## begin
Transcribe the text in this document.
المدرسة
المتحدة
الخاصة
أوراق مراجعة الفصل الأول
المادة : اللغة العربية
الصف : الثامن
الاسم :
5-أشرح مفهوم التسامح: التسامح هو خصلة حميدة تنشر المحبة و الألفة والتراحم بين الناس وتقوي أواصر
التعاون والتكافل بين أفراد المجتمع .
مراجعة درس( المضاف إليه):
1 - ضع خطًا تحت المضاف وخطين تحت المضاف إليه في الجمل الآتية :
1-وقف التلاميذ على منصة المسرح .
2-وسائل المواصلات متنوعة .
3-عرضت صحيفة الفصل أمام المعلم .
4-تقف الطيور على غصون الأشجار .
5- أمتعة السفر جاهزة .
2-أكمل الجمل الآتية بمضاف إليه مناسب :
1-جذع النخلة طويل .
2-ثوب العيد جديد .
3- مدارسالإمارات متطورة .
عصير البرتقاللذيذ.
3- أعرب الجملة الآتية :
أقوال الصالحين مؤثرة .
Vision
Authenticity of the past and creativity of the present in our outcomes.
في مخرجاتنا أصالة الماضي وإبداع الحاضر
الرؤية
## end
— WHAT YOU HAVE TO DO —
Reproduce each entry exactly, leaving out nothing.

— EXERCISE OUTPUT —
Transcribe the text in this document.
المدرسة
المتحدة
الخاصة
أوراق مراجعة الفصل الأول
المادة : اللغة العربية
الصف : الثامن
الاسم :
5-أشرح مفهوم التسامح: التسامح هو خصلة حميدة تنشر المحبة و الألفة والتراحم بين الناس وتقوي أواصر
التعاون والتكافل بين أفراد المجتمع .
مراجعة درس( المضاف إليه):
1 - ضع خطًا تحت المضاف وخطين تحت المضاف إليه في الجمل الآتية :
1-وقف التلاميذ على منصة المسرح .
2-وسائل المواصلات متنوعة .
3-عرضت صحيفة الفصل أمام المعلم .
4-تقف الطيور على غصون الأشجار .
5- أمتعة السفر جاهزة .
2-أكمل الجمل الآتية بمضاف إليه مناسب :
1-جذع النخلة طويل .
2-ثوب العيد جديد .
3- مدارسالإمارات متطورة .
عصير البرتقاللذيذ.
3- أعرب الجملة الآتية :
أقوال الصالحين مؤثرة .
Vision
Authenticity of the past and creativity of the present in our outcomes.
في مخرجاتنا أصالة الماضي وإبداع الحاضر
الرؤية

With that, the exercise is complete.